■ **WORK TO BE COMPLETED**:
Below are some records; give them all again exactly, but not the pictures.

begin PROVIDED DATA

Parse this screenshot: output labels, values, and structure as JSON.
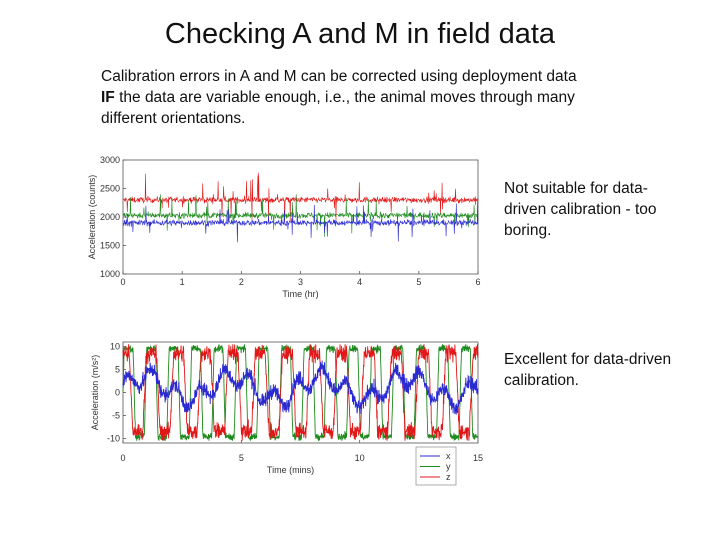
{
  "slide": {
    "title": "Checking A and M in field data",
    "intro_line1": "Calibration errors in A and M can be corrected using deployment data",
    "intro_bold": "IF",
    "intro_line2_rest": " the data are variable enough, i.e., the animal moves through many",
    "intro_line3": "different orientations.",
    "caption_top": "Not suitable for data-driven calibration - too boring.",
    "caption_bottom": "Excellent for data-driven calibration."
  },
  "colors": {
    "x": "#2a2ad0",
    "y": "#1e8a1e",
    "z": "#e01818"
  },
  "chart_data": [
    {
      "type": "line",
      "xlabel": "Time (hr)",
      "ylabel": "Acceleration (counts)",
      "xlim": [
        0,
        6
      ],
      "ylim": [
        1000,
        3000
      ],
      "xticks": [
        "0",
        "1",
        "2",
        "3",
        "4",
        "5",
        "6"
      ],
      "yticks": [
        "1000",
        "1500",
        "2000",
        "2500",
        "3000"
      ],
      "series": [
        {
          "color": "z",
          "mean": 2300,
          "noise": 45
        },
        {
          "color": "y",
          "mean": 2030,
          "noise": 45
        },
        {
          "color": "x",
          "mean": 1900,
          "noise": 45
        }
      ]
    },
    {
      "type": "line",
      "xlabel": "Time (mins)",
      "ylabel": "Acceleration (m/s²)",
      "xlim": [
        0,
        15
      ],
      "ylim": [
        -11,
        11
      ],
      "xticks": [
        "0",
        "5",
        "10",
        "15"
      ],
      "yticks": [
        "-10",
        "-5",
        "0",
        "5",
        "10"
      ],
      "legend": [
        "x",
        "y",
        "z"
      ]
    }
  ]
}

end PROVIDED DATA

■ **THE SOLUTION**:
Parse this screenshot: output labels, values, and structure as JSON.
{
  "slide": {
    "title": "Checking A and M in field data",
    "intro_line1": "Calibration errors in A and M can be corrected using deployment data",
    "intro_bold": "IF",
    "intro_line2_rest": " the data are variable enough, i.e., the animal moves through many",
    "intro_line3": "different orientations.",
    "caption_top": "Not suitable for data-driven calibration - too boring.",
    "caption_bottom": "Excellent for data-driven calibration."
  },
  "colors": {
    "x": "#2a2ad0",
    "y": "#1e8a1e",
    "z": "#e01818"
  },
  "chart_data": [
    {
      "type": "line",
      "xlabel": "Time (hr)",
      "ylabel": "Acceleration (counts)",
      "xlim": [
        0,
        6
      ],
      "ylim": [
        1000,
        3000
      ],
      "xticks": [
        "0",
        "1",
        "2",
        "3",
        "4",
        "5",
        "6"
      ],
      "yticks": [
        "1000",
        "1500",
        "2000",
        "2500",
        "3000"
      ],
      "series": [
        {
          "color": "z",
          "mean": 2300,
          "noise": 45
        },
        {
          "color": "y",
          "mean": 2030,
          "noise": 45
        },
        {
          "color": "x",
          "mean": 1900,
          "noise": 45
        }
      ]
    },
    {
      "type": "line",
      "xlabel": "Time (mins)",
      "ylabel": "Acceleration (m/s²)",
      "xlim": [
        0,
        15
      ],
      "ylim": [
        -11,
        11
      ],
      "xticks": [
        "0",
        "5",
        "10",
        "15"
      ],
      "yticks": [
        "-10",
        "-5",
        "0",
        "5",
        "10"
      ],
      "legend": [
        "x",
        "y",
        "z"
      ]
    }
  ]
}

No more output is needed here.